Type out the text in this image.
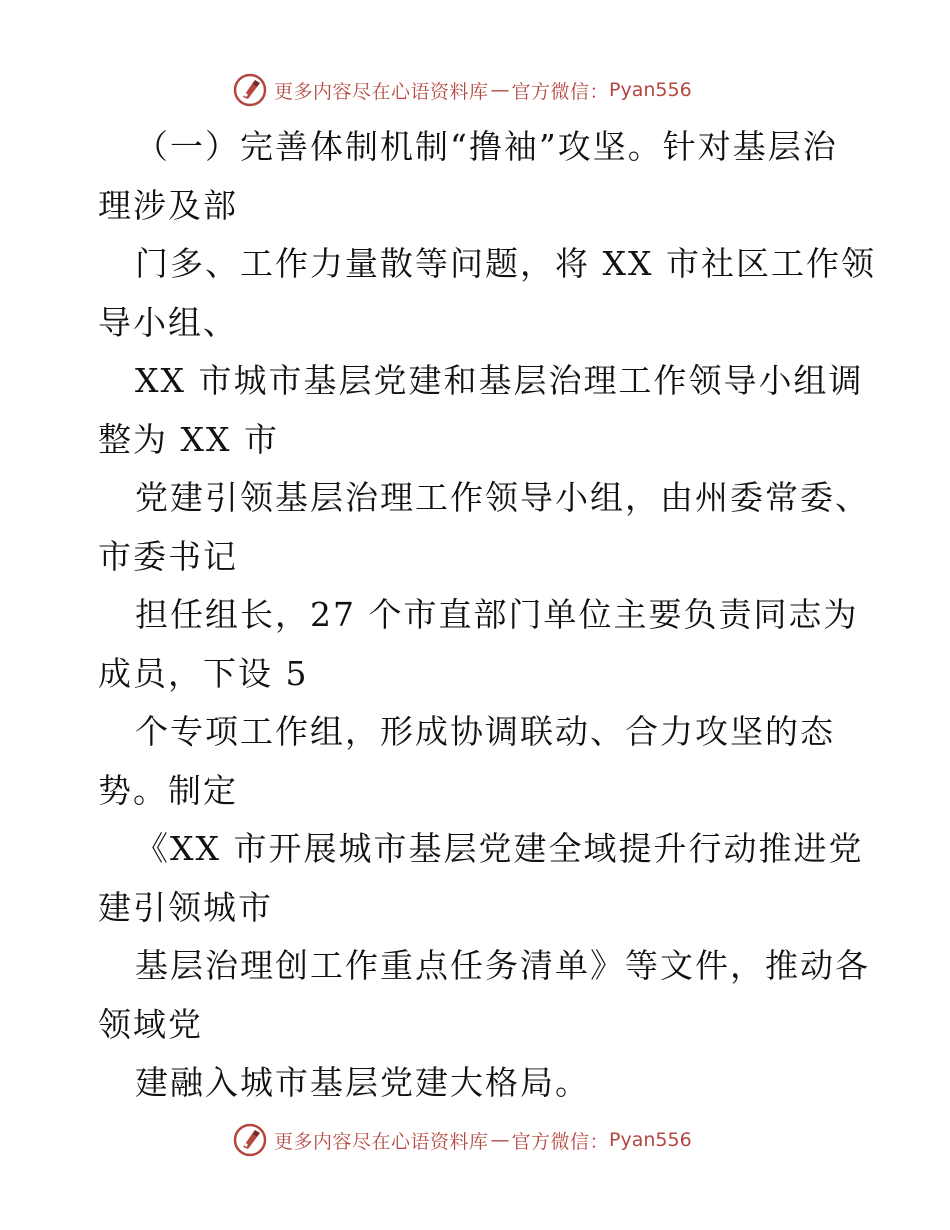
更多内容尽在心语资料库 — 官方微信： Pyan556
（一）完善体制机制“撸袖”攻坚。针对基层治
理涉及部
门多、工作力量散等问题，将 XX 市社区工作领
导小组、
XX 市城市基层党建和基层治理工作领导小组调
整为 XX 市
党建引领基层治理工作领导小组，由州委常委、
市委书记
担任组长，27 个市直部门单位主要负责同志为
成员，下设 5
个专项工作组，形成协调联动、合力攻坚的态
势。制定
《XX 市开展城市基层党建全域提升行动推进党
建引领城市
基层治理创工作重点任务清单》等文件，推动各
领域党
建融入城市基层党建大格局。
更多内容尽在心语资料库 — 官方微信： Pyan556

EXERCISE TASK - Copy all the entries word for word. Omit any pictures.

RESULT OF THIS EXERCISE -
Type out the text in this image.
更多内容尽在心语资料库 — 官方微信： Pyan556
（一）完善体制机制“撸袖”攻坚。针对基层治
理涉及部
门多、工作力量散等问题，将 XX 市社区工作领
导小组、
XX 市城市基层党建和基层治理工作领导小组调
整为 XX 市
党建引领基层治理工作领导小组，由州委常委、
市委书记
担任组长，27 个市直部门单位主要负责同志为
成员，下设 5
个专项工作组，形成协调联动、合力攻坚的态
势。制定
《XX 市开展城市基层党建全域提升行动推进党
建引领城市
基层治理创工作重点任务清单》等文件，推动各
领域党
建融入城市基层党建大格局。
更多内容尽在心语资料库 — 官方微信： Pyan556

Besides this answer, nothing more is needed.